# What is required
Identify every line containing the word "обучения" and reproduce each one.

^^^^^^^^^^^^^^^^

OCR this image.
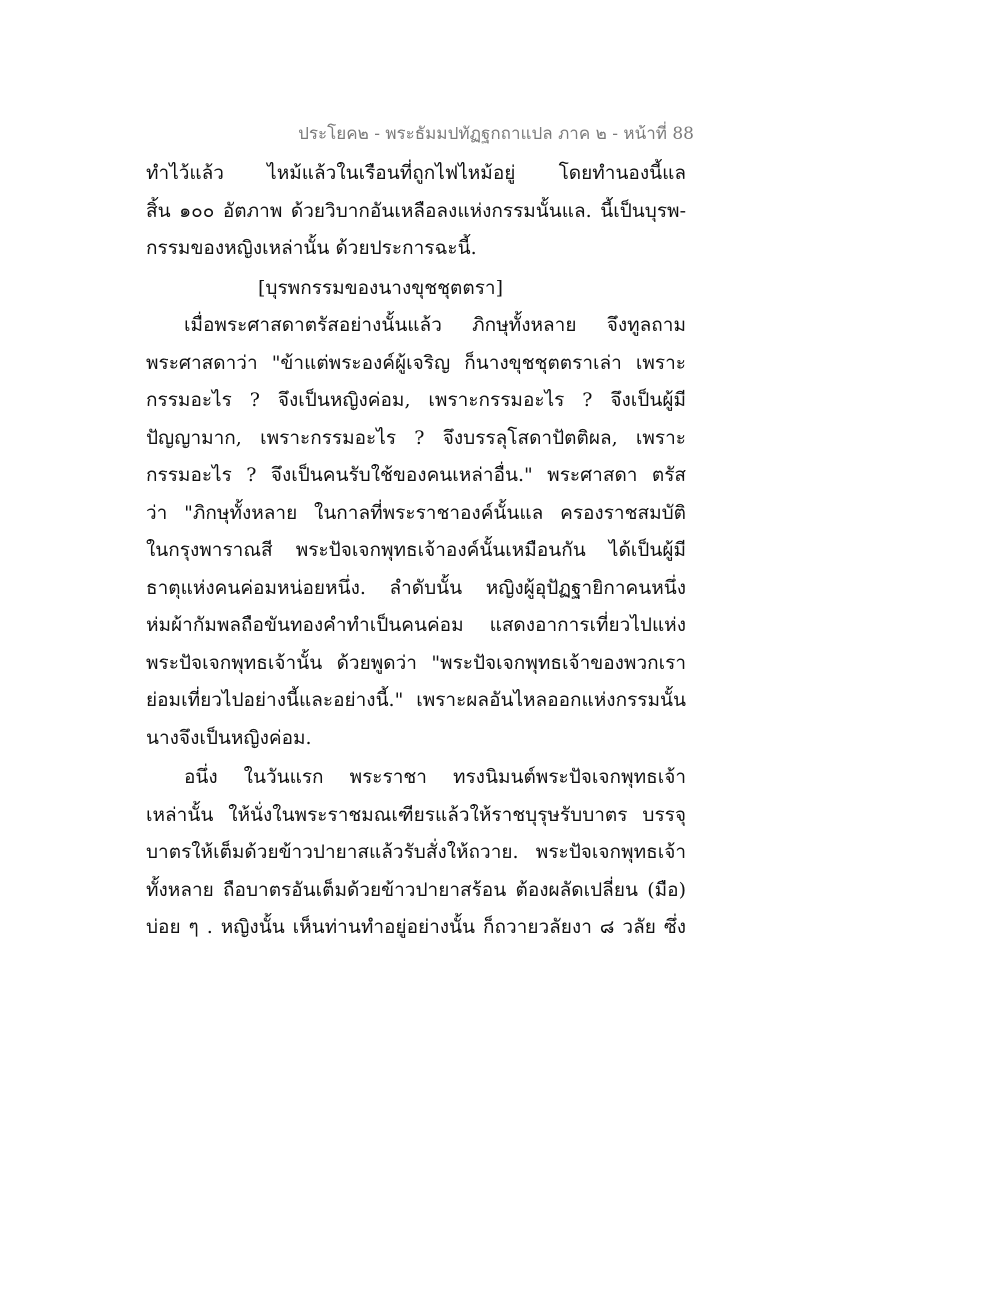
ประโยค๒ - พระธัมมปทัฏฐกถาแปล ภาค ๒ - หน้าที่ 88
ทำไว้แล้ว ไหม้แล้วในเรือนที่ถูกไฟไหม้อยู่ โดยทำนองนี้แล
สิ้น ๑๐๐ อัตภาพ ด้วยวิบากอันเหลือลงแห่งกรรมนั้นแล. นี้เป็นบุรพ-
กรรมของหญิงเหล่านั้น ด้วยประการฉะนี้.
[บุรพกรรมของนางขุชชุตตรา]
เมื่อพระศาสดาตรัสอย่างนั้นแล้ว ภิกษุทั้งหลาย จึงทูลถาม
พระศาสดาว่า "ข้าแต่พระองค์ผู้เจริญ ก็นางขุชชุตตราเล่า เพราะ
กรรมอะไร ? จึงเป็นหญิงค่อม, เพราะกรรมอะไร ? จึงเป็นผู้มี
ปัญญามาก, เพราะกรรมอะไร ? จึงบรรลุโสดาปัตติผล, เพราะ
กรรมอะไร ? จึงเป็นคนรับใช้ของคนเหล่าอื่น." พระศาสดา ตรัส
ว่า "ภิกษุทั้งหลาย ในกาลที่พระราชาองค์นั้นแล ครองราชสมบัติ
ในกรุงพาราณสี พระปัจเจกพุทธเจ้าองค์นั้นเหมือนกัน ได้เป็นผู้มี
ธาตุแห่งคนค่อมหน่อยหนึ่ง. ลำดับนั้น หญิงผู้อุปัฏฐายิกาคนหนึ่ง
ห่มผ้ากัมพลถือขันทองคำทำเป็นคนค่อม แสดงอาการเที่ยวไปแห่ง
พระปัจเจกพุทธเจ้านั้น ด้วยพูดว่า "พระปัจเจกพุทธเจ้าของพวกเรา
ย่อมเที่ยวไปอย่างนี้และอย่างนี้." เพราะผลอันไหลออกแห่งกรรมนั้น
นางจึงเป็นหญิงค่อม.
อนึ่ง ในวันแรก พระราชา ทรงนิมนต์พระปัจเจกพุทธเจ้า
เหล่านั้น ให้นั่งในพระราชมณเฑียรแล้วให้ราชบุรุษรับบาตร บรรจุ
บาตรให้เต็มด้วยข้าวปายาสแล้วรับสั่งให้ถวาย. พระปัจเจกพุทธเจ้า
ทั้งหลาย ถือบาตรอันเต็มด้วยข้าวปายาสร้อน ต้องผลัดเปลี่ยน (มือ)
บ่อย ๆ . หญิงนั้น เห็นท่านทำอยู่อย่างนั้น ก็ถวายวลัยงา ๘ วลัย ซึ่ง
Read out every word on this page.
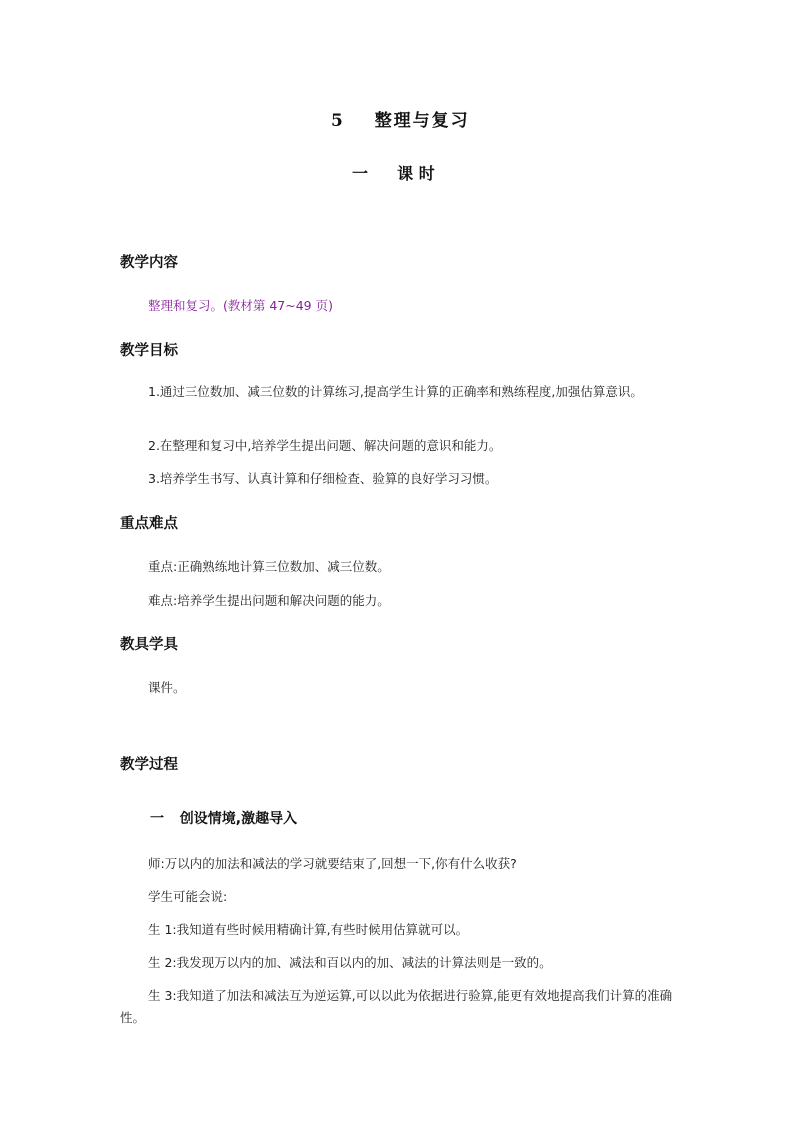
5 整理与复习
一 课 时
教学内容
整理和复习。(教材第 47~49 页)
教学目标
1.通过三位数加、减三位数的计算练习,提高学生计算的正确率和熟练程度,加强估算意识。
2.在整理和复习中,培养学生提出问题、解决问题的意识和能力。
3.培养学生书写、认真计算和仔细检查、验算的良好学习习惯。
重点难点
重点:正确熟练地计算三位数加、减三位数。
难点:培养学生提出问题和解决问题的能力。
教具学具
课件。
教学过程
一 创设情境,激趣导入
师:万以内的加法和减法的学习就要结束了,回想一下,你有什么收获?
学生可能会说:
生 1:我知道有些时候用精确计算,有些时候用估算就可以。
生 2:我发现万以内的加、减法和百以内的加、减法的计算法则是一致的。
生 3:我知道了加法和减法互为逆运算,可以以此为依据进行验算,能更有效地提高我们计算的准确性。
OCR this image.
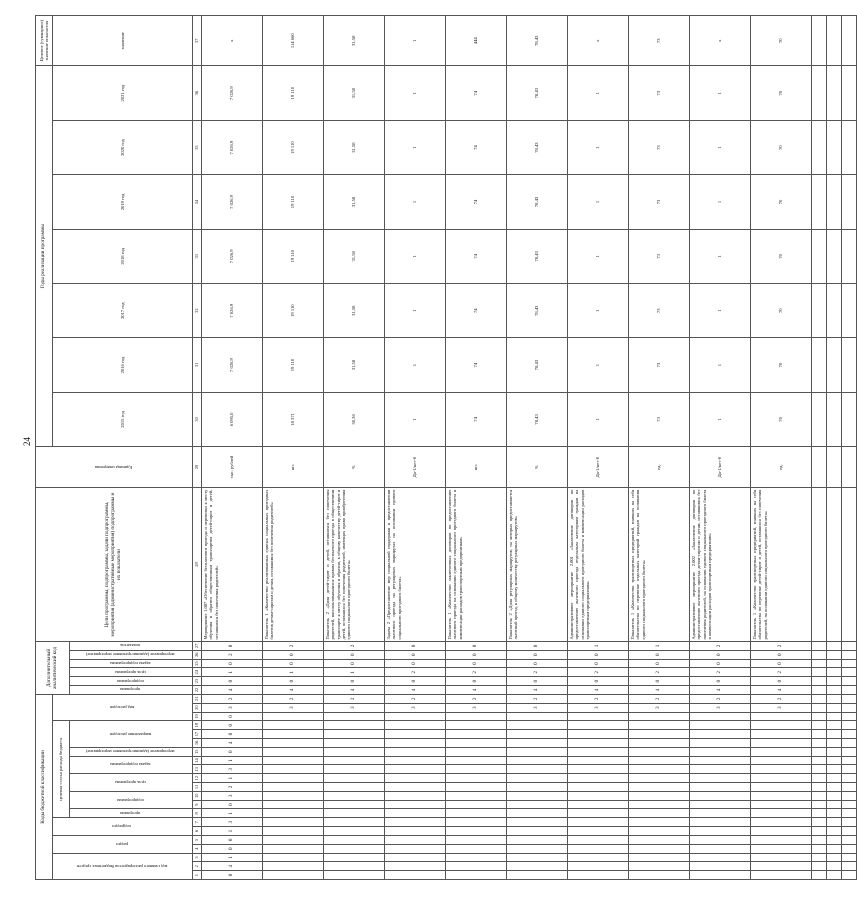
24
Коды бюджетной классификации																					Дополнительный аналитический код						Цели программы, подпрограммы, задачи подпрограммы, мероприятия (административные мероприятия) подпрограммы и их показатели	Единица измерения	Годы реализации программы							Целевое (суммарное) значение показателя
код главного распорядителя бюджетных средств			раздел		подраздел		целевая статья расхода бюджета											вид расходов											2015 год	2016 год	2017 год	2018 год	2019 год	2020 год	2021 год	значение
							программа	подпрограмма		цель программы		задача подпрограммы		мероприятие (административное мероприятие)	направление расходов						программа	подпрограмма	цель программы	задача подпрограммы	мероприятие (административное мероприятие)	показатель										
1	2	3	4	5	6	7	8	9	10	11	12	13	14	15	16	17	18	19	20	21	22	23	24	25	26	27	28	29	30	31	32	33	34	35	36	37
0	4	1	0	0	1	3	1	0	3	2	1	3	1	0	4	0	0	0	3	2	4	0	1	0	2	0	Мероприятие 1.007 «Обеспечение бесплатного проезда и перевозки к месту обучения и обратно общественным транспортом детей-сирот и детей, оставшихся без попечения родителей»	тыс. рублей	6 095,0	7 026,9	7 026,9	7 026,9	7 026,9	7 026,9	7 026,9	x
																			3	2	4	0	1	0	0	2	Показатель 1 «Количество реализованных единых социальных проездных билетов детям-сиротам и детям, оставшимся без попечения родителей»	шт.	18 371	19 110	19 110	19 110	19 110	19 110	19 110	114 660
																			3	2	4	0	1	0	0	2	Показатель 2 «Доля детей-сирот и детей, оставшихся без попечения родителей, воспользовавшихся правом бесплатного проезда в общественном транспорте к месту обучения и обратно, к общему количеству детей-сирот и детей, оставшихся без попечения родителей, имеющих право приобретения единого социального проездного билета»	%	30,36	31,58	31,58	31,58	31,58	31,58	31,58	31,58
																			3	2	4	0	2	0	0	0	Задача 2 «Предоставление мер социальной поддержки в предоставлении льготного проезда на регулярных маршрутах на основании единого социального проездного билета»	Да-1/нет-0	1	1	1	1	1	1	1	1
																			3	2	4	0	2	0	0	0	Показатель 1 «Количество заключенных договоров по предоставлению льготного проезда на основании единого социального проездного билета и компенсации расходов транспортным предприятиям»	шт.	74	74	74	74	74	74	74	444
																			3	2	4	0	2	0	0	0	Показатель 2 «Доля регулярных маршрутов, на которых предоставляется льготный проезд, к общему количеству регулярных маршрутов»	%	78,43	78,43	78,43	78,43	78,43	78,43	78,43	78,43
																			3	2	4	0	2	0	0	1	Административное мероприятие 2.001 «Заключение договоров по предоставлению льготного проезда отдельным категориям граждан на основании единого социального проездного билета и компенсации расходов транспортным предприятиям»	Да-1/нет-0	1	1	1	1	1	1	1	x
																			3	2	4	0	2	0	0	1	Показатель 1 «Количество транспортных предприятий, взявших на себя обязательства по перевозке отдельных категорий граждан на основании единого социального проездного билета»	ед.	73	73	73	73	73	73	73	73
																			3	2	4	0	2	0	0	2	Административное мероприятие 2.002 «Заключение договоров по предоставлению льготного проезда детям-сиротам и детям, оставшимся без попечения родителей, на основании единого социального проездного билета и компенсации расходов транспортным предприятиям»	Да-1/нет-0	1	1	1	1	1	1	1	x
																			3	2	4	0	2	0	0	2	Показатель 1 «Количество транспортных предприятий, взявших на себя обязательства по перевозке детей-сирот и детей, оставшихся без попечения родителей, на основании единого социального проездного билета»	ед.	70	70	70	70	70	70	70	70
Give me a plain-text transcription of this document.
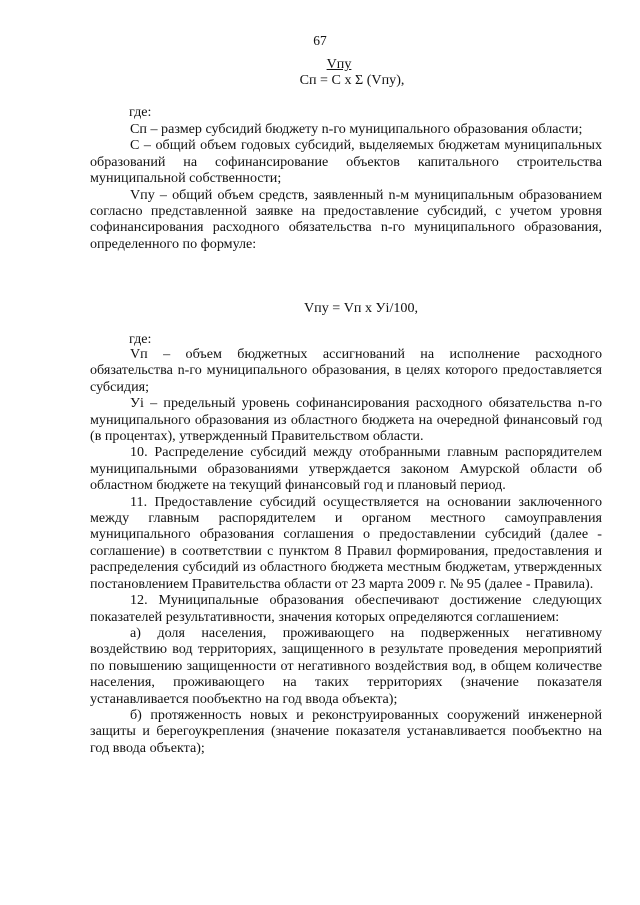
67
Vпу
Сп = С х Σ (Vпу),
где:

Сп – размер субсидий бюджету n-го муниципального образования области;

С – общий объем годовых субсидий, выделяемых бюджетам муниципальных образований на софинансирование объектов капитального строительства муниципальной собственности;

Vпу – общий объем средств, заявленный n-м муниципальным образованием согласно представленной заявке на предоставление субсидий, с учетом уровня софинансирования расходного обязательства n-го муниципального образования, определенного по формуле:

Vпу = Vп х Уi/100,
где:

Vп – объем бюджетных ассигнований на исполнение расходного обязательства n-го муниципального образования, в целях которого предоставляется субсидия;

Уi – предельный уровень софинансирования расходного обязательства n-го муниципального образования из областного бюджета на очередной финансовый год (в процентах), утвержденный Правительством области.

10. Распределение субсидий между отобранными главным распорядителем муниципальными образованиями утверждается законом Амурской области об областном бюджете на текущий финансовый год и плановый период.

11. Предоставление субсидий осуществляется на основании заключенного между главным распорядителем и органом местного самоуправления муниципального образования соглашения о предоставлении субсидий (далее - соглашение) в соответствии с пунктом 8 Правил формирования, предоставления и распределения субсидий из областного бюджета местным бюджетам, утвержденных постановлением Правительства области от 23 марта 2009 г. № 95 (далее - Правила).

12. Муниципальные образования обеспечивают достижение следующих показателей результативности, значения которых определяются соглашением:

а) доля населения, проживающего на подверженных негативному воздействию вод территориях, защищенного в результате проведения мероприятий по повышению защищенности от негативного воздействия вод, в общем количестве населения, проживающего на таких территориях (значение показателя устанавливается пообъектно на год ввода объекта);

б) протяженность новых и реконструированных сооружений инженерной защиты и берегоукрепления (значение показателя устанавливается пообъектно на год ввода объекта);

^^^^^^^^^^^^^^^^

# Finished answer
0	4	1	0	0	1	3	1	0	3	2	1	3	1	0	4	0	0	0	3	2	4	0	1	0	2	0	Мероприятие 1.007 «Обеспечение бесплатного проезда и перевозки к месту обучения и обратно общественным транспортом детей-сирот и детей, оставшихся без попечения родителей»	тыс. рублей	6 095,0	7 026,9	7 026,9	7 026,9	7 026,9	7 026,9	7 026,9	x
																			3	2	4	0	1	0	0	2	Показатель 2 «Доля детей-сирот и детей, оставшихся без попечения родителей, воспользовавшихся правом бесплатного проезда в общественном транспорте к месту обучения и обратно, к общему количеству детей-сирот и детей, оставшихся без попечения родителей, имеющих право приобретения единого социального проездного билета»	%	30,36	31,58	31,58	31,58	31,58	31,58	31,58	31,58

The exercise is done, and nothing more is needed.